Exercise instructions ▸ Pictures do not belong in your copy. Repeat all the other data exactly.

Records from a dataset:
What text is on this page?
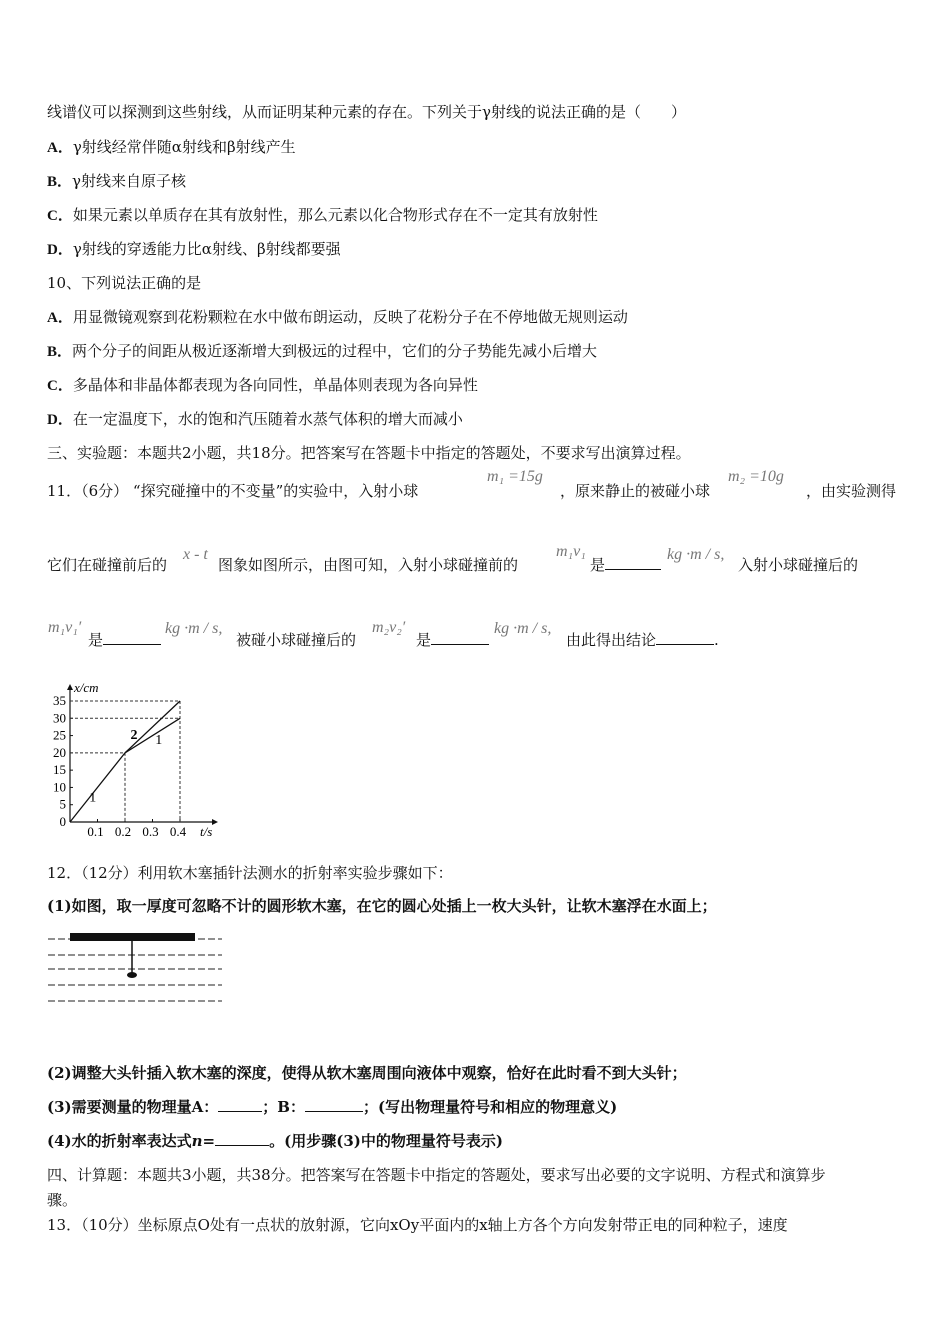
线谱仪可以探测到这些射线，从而证明某种元素的存在。下列关于γ射线的说法正确的是（　　）
A．γ射线经常伴随α射线和β射线产生
B．γ射线来自原子核
C．如果元素以单质存在其有放射性，那么元素以化合物形式存在不一定其有放射性
D．γ射线的穿透能力比α射线、β射线都要强
10、下列说法正确的是
A．用显微镜观察到花粉颗粒在水中做布朗运动，反映了花粉分子在不停地做无规则运动
B．两个分子的间距从极近逐渐增大到极远的过程中，它们的分子势能先减小后增大
C．多晶体和非晶体都表现为各向同性，单晶体则表现为各向异性
D．在一定温度下，水的饱和汽压随着水蒸气体积的增大而减小
三、实验题：本题共2小题，共18分。把答案写在答题卡中指定的答题处，不要求写出演算过程。
11．（6分） “探究碰撞中的不变量”的实验中，入射小球
m₁ =15g
，原来静止的被碰小球
m₂ =10g
，由实验测得
它们在碰撞前后的
x - t
图象如图所示，由图可知，入射小球碰撞前的
m₁v₁
是
kg ·m / s,
入射小球碰撞后的
m₁v₁′
是
kg ·m / s,
被碰小球碰撞后的
m₂v₂′
是
kg ·m / s,
由此得出结论	.
0
5
10
15
20
25
30
35
0.1 0.2 0.3 0.4
x/cm
t/s
1
2 1
12．（12分）利用软木塞插针法测水的折射率实验步骤如下：
(1)如图，取一厚度可忽略不计的圆形软木塞，在它的圆心处插上一枚大头针，让软木塞浮在水面上；
(2)调整大头针插入软木塞的深度，使得从软木塞周围向液体中观察，恰好在此时看不到大头针；
(3)需要测量的物理量A：	；B：	；(写出物理量符号和相应的物理意义)
(4)水的折射率表达式n=	。(用步骤(3)中的物理量符号表示)
四、计算题：本题共3小题，共38分。把答案写在答题卡中指定的答题处，要求写出必要的文字说明、方程式和演算步
骤。
13．（10分）坐标原点O处有一点状的放射源，它向xOy平面内的x轴上方各个方向发射带正电的同种粒子，速度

Solution for this problem ▸
What text is on this page?
线谱仪可以探测到这些射线，从而证明某种元素的存在。下列关于γ射线的说法正确的是（　　）
A．γ射线经常伴随α射线和β射线产生
B．γ射线来自原子核
C．如果元素以单质存在其有放射性，那么元素以化合物形式存在不一定其有放射性
D．γ射线的穿透能力比α射线、β射线都要强
10、下列说法正确的是
A．用显微镜观察到花粉颗粒在水中做布朗运动，反映了花粉分子在不停地做无规则运动
B．两个分子的间距从极近逐渐增大到极远的过程中，它们的分子势能先减小后增大
C．多晶体和非晶体都表现为各向同性，单晶体则表现为各向异性
D．在一定温度下，水的饱和汽压随着水蒸气体积的增大而减小
三、实验题：本题共2小题，共18分。把答案写在答题卡中指定的答题处，不要求写出演算过程。
11．（6分） “探究碰撞中的不变量”的实验中，入射小球
m₁ =15g
，原来静止的被碰小球
m₂ =10g
，由实验测得
它们在碰撞前后的
x - t
图象如图所示，由图可知，入射小球碰撞前的
m₁v₁
是
kg ·m / s,
入射小球碰撞后的
m₁v₁′
是
kg ·m / s,
被碰小球碰撞后的
m₂v₂′
是
kg ·m / s,
由此得出结论	.
0
5
10
15
20
25
30
35
0.1 0.2 0.3 0.4
x/cm
t/s
1
2 1
12．（12分）利用软木塞插针法测水的折射率实验步骤如下：
(1)如图，取一厚度可忽略不计的圆形软木塞，在它的圆心处插上一枚大头针，让软木塞浮在水面上；
(2)调整大头针插入软木塞的深度，使得从软木塞周围向液体中观察，恰好在此时看不到大头针；
(3)需要测量的物理量A：	；B：	；(写出物理量符号和相应的物理意义)
(4)水的折射率表达式n=	。(用步骤(3)中的物理量符号表示)
四、计算题：本题共3小题，共38分。把答案写在答题卡中指定的答题处，要求写出必要的文字说明、方程式和演算步
骤。
13．（10分）坐标原点O处有一点状的放射源，它向xOy平面内的x轴上方各个方向发射带正电的同种粒子，速度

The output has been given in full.